## begin PROVIDED MATERIAL

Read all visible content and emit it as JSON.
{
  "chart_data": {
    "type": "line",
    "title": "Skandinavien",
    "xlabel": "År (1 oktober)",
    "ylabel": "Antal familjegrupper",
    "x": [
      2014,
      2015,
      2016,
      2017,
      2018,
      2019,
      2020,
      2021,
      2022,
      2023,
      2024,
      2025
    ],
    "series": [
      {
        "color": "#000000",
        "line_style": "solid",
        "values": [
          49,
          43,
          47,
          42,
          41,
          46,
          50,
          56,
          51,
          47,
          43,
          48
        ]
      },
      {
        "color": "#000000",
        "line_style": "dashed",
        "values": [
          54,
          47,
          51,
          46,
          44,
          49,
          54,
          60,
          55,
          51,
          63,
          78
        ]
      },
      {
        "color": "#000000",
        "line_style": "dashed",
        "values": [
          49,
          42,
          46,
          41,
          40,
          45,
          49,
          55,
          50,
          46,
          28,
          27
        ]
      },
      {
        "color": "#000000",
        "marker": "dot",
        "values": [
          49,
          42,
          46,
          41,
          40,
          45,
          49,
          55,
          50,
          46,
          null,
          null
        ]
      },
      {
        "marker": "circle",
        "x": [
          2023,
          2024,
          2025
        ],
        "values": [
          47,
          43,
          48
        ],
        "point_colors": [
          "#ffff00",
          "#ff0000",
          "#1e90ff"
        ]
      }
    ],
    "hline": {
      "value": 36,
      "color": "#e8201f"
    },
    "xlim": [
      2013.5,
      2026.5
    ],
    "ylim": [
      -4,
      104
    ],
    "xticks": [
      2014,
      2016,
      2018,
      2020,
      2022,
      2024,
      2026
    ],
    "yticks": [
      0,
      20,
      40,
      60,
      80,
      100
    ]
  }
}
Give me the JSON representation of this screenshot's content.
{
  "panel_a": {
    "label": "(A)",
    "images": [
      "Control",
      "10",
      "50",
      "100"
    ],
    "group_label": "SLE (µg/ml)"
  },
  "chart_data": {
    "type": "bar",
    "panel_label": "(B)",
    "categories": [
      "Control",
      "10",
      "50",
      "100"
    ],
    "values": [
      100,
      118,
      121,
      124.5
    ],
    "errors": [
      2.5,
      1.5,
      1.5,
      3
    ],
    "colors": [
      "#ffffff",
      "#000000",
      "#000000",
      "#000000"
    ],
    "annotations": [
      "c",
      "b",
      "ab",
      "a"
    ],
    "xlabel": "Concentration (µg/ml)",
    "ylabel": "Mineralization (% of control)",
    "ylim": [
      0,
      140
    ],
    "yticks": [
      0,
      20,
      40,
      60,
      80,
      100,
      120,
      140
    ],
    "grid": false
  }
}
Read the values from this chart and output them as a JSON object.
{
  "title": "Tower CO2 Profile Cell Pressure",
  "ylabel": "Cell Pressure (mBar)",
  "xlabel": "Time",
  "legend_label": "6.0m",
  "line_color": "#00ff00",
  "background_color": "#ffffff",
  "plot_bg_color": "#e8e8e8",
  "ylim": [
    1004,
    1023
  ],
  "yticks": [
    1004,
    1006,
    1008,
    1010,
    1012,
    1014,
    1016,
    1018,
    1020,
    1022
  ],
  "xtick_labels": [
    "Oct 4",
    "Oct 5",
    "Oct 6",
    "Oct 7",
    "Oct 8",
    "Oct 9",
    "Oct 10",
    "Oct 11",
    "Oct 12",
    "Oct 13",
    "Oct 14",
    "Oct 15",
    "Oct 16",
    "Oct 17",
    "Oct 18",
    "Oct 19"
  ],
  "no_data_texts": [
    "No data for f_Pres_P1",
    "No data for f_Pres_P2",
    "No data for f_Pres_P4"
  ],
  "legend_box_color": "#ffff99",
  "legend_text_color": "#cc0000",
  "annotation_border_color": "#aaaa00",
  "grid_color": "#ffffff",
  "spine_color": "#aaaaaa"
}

## end PROVIDED MATERIAL

**SET EXERCISE**
Look for "this" and pull out every line that has it.

**OUTPUT**
Give me the JSON representation of this screenshot's content.
Read the values from this chart and output them as a JSON object.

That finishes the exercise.